[Data excerpts]

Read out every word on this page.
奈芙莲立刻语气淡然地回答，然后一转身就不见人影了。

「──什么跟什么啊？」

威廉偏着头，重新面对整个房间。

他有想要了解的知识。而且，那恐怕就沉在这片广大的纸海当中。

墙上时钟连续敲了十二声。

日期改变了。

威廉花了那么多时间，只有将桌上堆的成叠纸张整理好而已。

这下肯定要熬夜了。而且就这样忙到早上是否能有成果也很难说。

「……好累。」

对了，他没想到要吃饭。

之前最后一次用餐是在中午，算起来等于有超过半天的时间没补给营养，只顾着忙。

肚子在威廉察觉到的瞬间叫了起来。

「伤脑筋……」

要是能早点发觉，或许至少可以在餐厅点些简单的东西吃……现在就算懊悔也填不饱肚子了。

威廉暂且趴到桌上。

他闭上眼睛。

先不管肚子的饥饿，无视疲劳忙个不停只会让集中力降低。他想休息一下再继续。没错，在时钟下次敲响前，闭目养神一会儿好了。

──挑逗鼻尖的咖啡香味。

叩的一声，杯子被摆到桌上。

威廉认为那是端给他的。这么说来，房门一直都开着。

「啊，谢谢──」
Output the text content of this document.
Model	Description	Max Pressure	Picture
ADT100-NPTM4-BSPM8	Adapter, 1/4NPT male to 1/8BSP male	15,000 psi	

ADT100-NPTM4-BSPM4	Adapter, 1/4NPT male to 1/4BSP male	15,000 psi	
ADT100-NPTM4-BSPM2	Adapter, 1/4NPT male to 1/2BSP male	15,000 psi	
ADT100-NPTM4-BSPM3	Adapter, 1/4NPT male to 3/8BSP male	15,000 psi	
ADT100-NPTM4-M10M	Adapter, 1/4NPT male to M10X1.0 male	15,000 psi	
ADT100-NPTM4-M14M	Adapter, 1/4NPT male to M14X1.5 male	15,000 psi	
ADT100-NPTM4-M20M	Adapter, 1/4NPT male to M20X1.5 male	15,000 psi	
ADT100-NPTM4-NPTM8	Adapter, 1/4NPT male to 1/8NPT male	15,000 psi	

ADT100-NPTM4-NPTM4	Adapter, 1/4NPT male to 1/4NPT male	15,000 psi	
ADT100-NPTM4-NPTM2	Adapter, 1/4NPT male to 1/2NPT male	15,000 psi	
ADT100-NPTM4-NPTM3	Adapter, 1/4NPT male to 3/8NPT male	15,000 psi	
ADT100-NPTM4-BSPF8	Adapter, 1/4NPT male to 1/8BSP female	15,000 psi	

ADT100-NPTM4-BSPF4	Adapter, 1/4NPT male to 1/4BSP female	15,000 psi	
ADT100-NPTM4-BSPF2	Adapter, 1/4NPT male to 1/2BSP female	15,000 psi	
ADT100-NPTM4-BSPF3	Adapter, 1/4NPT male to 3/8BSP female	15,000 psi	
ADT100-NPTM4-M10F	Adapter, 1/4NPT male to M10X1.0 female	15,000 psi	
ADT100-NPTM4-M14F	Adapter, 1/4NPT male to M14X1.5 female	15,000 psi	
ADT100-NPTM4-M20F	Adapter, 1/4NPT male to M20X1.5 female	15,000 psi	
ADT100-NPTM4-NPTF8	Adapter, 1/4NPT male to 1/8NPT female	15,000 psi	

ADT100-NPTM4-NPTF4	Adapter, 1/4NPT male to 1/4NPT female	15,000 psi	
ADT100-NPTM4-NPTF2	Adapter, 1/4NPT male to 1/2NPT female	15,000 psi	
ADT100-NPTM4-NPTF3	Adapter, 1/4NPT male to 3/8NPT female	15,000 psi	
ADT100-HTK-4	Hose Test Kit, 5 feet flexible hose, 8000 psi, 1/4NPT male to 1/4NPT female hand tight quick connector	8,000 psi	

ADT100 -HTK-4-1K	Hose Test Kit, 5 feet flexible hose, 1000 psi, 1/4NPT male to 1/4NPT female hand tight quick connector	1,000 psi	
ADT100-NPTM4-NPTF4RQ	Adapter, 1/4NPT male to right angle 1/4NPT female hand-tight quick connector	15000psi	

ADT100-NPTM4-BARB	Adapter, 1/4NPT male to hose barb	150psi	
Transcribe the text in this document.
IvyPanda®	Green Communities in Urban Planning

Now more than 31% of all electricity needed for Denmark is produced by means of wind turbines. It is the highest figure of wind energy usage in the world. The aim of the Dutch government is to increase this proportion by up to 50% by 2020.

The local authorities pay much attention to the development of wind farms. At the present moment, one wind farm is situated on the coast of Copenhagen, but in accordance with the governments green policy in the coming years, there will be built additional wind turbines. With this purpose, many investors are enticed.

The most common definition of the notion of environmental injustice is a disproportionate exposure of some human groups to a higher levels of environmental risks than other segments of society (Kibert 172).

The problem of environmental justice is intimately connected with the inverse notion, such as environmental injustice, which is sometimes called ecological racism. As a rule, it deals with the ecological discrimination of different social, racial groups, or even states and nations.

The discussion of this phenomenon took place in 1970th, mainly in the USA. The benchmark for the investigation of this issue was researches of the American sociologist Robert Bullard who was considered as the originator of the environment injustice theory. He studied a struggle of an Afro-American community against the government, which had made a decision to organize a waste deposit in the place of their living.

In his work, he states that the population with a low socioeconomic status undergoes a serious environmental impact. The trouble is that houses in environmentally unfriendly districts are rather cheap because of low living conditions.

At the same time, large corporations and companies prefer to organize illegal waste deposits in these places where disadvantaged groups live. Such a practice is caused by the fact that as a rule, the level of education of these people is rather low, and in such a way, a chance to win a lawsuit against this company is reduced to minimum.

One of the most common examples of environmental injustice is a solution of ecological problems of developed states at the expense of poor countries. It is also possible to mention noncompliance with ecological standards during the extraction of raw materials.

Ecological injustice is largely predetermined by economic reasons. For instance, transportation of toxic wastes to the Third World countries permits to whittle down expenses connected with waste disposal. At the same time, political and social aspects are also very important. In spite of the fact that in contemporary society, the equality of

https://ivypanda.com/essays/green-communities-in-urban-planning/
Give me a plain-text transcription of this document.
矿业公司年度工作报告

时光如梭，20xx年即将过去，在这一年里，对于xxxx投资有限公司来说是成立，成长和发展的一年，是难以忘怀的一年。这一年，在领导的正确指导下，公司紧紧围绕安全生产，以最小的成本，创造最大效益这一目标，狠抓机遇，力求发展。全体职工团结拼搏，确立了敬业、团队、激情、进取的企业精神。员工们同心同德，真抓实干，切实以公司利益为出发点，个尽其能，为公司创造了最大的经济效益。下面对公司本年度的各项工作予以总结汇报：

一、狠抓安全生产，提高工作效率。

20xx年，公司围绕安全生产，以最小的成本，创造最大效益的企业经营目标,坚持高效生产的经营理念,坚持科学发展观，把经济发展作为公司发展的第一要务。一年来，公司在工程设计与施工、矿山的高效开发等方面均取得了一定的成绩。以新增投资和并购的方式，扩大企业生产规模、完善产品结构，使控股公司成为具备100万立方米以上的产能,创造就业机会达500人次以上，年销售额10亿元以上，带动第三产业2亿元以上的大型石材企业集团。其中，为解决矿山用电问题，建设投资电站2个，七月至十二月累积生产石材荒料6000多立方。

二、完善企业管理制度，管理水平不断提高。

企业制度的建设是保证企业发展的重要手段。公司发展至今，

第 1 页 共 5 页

DIRECTIONS: Copy out each line that contains the word "flexible".

SOLVED PROBLEM:
ADT100-HTK-4	Hose Test Kit, 5 feet flexible hose, 8000 psi, 1/4NPT male to 1/4NPT female hand tight quick connector	8,000 psi	
ADT100 -HTK-4-1K	Hose Test Kit, 5 feet flexible hose, 1000 psi, 1/4NPT male to 1/4NPT female hand tight quick connector	1,000 psi	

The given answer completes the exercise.